##### THE DATA #####

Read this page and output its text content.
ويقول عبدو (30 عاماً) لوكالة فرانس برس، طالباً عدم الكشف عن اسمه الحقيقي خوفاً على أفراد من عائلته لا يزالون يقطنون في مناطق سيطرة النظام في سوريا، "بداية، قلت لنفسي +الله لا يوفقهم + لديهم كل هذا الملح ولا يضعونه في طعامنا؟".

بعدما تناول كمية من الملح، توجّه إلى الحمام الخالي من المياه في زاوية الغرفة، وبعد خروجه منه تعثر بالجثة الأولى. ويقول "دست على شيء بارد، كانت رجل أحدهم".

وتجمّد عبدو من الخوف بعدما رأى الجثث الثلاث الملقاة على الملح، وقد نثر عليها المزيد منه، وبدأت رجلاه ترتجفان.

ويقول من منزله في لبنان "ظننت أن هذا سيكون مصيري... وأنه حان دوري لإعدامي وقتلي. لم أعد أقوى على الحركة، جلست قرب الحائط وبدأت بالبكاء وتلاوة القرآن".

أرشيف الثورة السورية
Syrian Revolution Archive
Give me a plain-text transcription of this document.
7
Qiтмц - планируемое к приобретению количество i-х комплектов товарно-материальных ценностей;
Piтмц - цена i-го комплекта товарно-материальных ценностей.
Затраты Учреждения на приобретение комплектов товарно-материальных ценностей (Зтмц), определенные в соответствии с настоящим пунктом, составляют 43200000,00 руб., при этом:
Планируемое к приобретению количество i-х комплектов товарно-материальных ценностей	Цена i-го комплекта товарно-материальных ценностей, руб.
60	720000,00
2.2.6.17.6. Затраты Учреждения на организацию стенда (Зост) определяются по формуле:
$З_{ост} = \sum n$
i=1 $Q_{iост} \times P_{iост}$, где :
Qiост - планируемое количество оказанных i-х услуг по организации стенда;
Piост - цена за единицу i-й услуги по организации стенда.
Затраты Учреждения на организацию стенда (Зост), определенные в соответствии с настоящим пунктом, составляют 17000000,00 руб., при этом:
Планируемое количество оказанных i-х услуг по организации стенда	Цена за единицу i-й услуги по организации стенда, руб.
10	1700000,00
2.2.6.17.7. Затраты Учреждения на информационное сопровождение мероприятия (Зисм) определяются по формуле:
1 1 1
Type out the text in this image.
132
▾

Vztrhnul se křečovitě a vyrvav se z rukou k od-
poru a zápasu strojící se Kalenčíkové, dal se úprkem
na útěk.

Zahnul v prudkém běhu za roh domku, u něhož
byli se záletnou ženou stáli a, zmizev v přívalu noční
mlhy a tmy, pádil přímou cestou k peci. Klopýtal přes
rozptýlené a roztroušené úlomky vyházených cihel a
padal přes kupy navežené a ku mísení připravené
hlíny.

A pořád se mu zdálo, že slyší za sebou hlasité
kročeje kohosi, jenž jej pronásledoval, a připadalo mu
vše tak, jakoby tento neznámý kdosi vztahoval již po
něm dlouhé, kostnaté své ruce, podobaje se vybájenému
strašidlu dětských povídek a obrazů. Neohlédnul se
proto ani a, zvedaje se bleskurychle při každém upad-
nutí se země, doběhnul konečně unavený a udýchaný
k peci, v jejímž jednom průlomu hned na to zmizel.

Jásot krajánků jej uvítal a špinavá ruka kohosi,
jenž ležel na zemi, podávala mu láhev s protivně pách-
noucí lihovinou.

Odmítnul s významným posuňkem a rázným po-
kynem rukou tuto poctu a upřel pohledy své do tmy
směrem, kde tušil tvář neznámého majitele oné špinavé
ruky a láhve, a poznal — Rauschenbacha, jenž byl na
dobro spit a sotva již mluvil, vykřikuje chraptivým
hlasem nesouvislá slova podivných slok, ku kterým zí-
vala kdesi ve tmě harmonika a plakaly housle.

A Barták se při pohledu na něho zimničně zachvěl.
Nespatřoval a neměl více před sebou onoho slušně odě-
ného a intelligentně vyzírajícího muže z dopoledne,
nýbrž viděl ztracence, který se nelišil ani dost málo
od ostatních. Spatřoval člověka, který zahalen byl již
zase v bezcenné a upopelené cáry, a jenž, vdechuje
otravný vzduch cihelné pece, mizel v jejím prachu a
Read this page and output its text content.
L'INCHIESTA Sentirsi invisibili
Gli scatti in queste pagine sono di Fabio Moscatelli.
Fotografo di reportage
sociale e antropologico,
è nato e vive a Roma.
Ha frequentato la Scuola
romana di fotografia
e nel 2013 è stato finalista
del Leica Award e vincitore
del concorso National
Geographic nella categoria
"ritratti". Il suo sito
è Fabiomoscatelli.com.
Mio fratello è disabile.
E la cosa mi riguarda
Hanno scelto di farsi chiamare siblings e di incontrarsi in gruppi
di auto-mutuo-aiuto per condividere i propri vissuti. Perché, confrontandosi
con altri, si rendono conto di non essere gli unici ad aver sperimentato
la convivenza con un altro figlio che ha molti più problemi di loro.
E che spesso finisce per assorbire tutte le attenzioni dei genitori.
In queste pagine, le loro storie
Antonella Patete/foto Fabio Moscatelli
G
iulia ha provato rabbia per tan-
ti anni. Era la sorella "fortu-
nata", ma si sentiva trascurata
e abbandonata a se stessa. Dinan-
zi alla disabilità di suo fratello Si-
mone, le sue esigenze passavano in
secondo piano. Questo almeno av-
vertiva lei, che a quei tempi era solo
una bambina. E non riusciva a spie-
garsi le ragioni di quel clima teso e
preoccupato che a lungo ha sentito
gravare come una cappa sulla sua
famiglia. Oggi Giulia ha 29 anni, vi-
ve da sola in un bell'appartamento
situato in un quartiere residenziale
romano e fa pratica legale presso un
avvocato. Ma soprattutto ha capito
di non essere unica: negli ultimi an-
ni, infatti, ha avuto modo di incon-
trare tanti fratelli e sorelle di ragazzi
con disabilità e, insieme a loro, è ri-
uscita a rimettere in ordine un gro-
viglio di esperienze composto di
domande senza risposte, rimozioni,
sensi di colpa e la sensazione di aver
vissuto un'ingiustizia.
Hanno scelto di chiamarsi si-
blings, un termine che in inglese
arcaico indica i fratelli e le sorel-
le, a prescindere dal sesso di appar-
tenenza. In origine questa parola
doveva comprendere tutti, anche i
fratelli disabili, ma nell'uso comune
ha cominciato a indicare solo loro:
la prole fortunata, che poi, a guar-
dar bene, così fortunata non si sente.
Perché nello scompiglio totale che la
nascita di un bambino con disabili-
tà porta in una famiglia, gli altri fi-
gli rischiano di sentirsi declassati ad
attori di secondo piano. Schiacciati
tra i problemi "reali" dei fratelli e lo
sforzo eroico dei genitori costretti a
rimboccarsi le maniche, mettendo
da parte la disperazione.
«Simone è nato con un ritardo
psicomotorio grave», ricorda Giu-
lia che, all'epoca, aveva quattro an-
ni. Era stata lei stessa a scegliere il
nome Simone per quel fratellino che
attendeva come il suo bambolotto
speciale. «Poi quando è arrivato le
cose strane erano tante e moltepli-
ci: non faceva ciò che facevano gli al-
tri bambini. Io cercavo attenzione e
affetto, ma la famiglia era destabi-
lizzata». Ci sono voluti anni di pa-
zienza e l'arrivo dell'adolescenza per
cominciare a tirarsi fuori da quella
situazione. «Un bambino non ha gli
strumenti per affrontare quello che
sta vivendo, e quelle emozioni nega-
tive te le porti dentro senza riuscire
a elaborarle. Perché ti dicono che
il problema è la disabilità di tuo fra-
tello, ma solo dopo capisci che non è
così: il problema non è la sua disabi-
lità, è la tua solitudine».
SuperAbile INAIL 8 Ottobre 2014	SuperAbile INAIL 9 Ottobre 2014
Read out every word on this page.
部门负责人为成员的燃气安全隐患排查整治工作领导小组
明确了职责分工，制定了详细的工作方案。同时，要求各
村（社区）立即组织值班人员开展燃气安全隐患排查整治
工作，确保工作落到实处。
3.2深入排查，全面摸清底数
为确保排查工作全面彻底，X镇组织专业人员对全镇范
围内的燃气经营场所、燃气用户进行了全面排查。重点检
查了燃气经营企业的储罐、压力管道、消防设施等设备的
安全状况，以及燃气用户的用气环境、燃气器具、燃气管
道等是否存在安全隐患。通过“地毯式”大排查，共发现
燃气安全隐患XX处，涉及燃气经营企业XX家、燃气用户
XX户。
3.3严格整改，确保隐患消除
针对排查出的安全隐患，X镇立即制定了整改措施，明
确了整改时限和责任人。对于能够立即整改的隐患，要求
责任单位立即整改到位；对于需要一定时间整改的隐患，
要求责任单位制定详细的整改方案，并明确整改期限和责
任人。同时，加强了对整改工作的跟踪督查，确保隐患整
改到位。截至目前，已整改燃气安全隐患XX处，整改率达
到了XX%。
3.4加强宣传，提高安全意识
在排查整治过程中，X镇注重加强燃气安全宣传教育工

#####

#### TASK BRIEF
Where a line in the entries holds "disabilità", copy that line.

#### SOLUTION FOR THIS TASK
zi alla disabilità di suo fratello Si-
con disabilità e, insieme a loro, è ri-
il problema è la disabilità di tuo fra-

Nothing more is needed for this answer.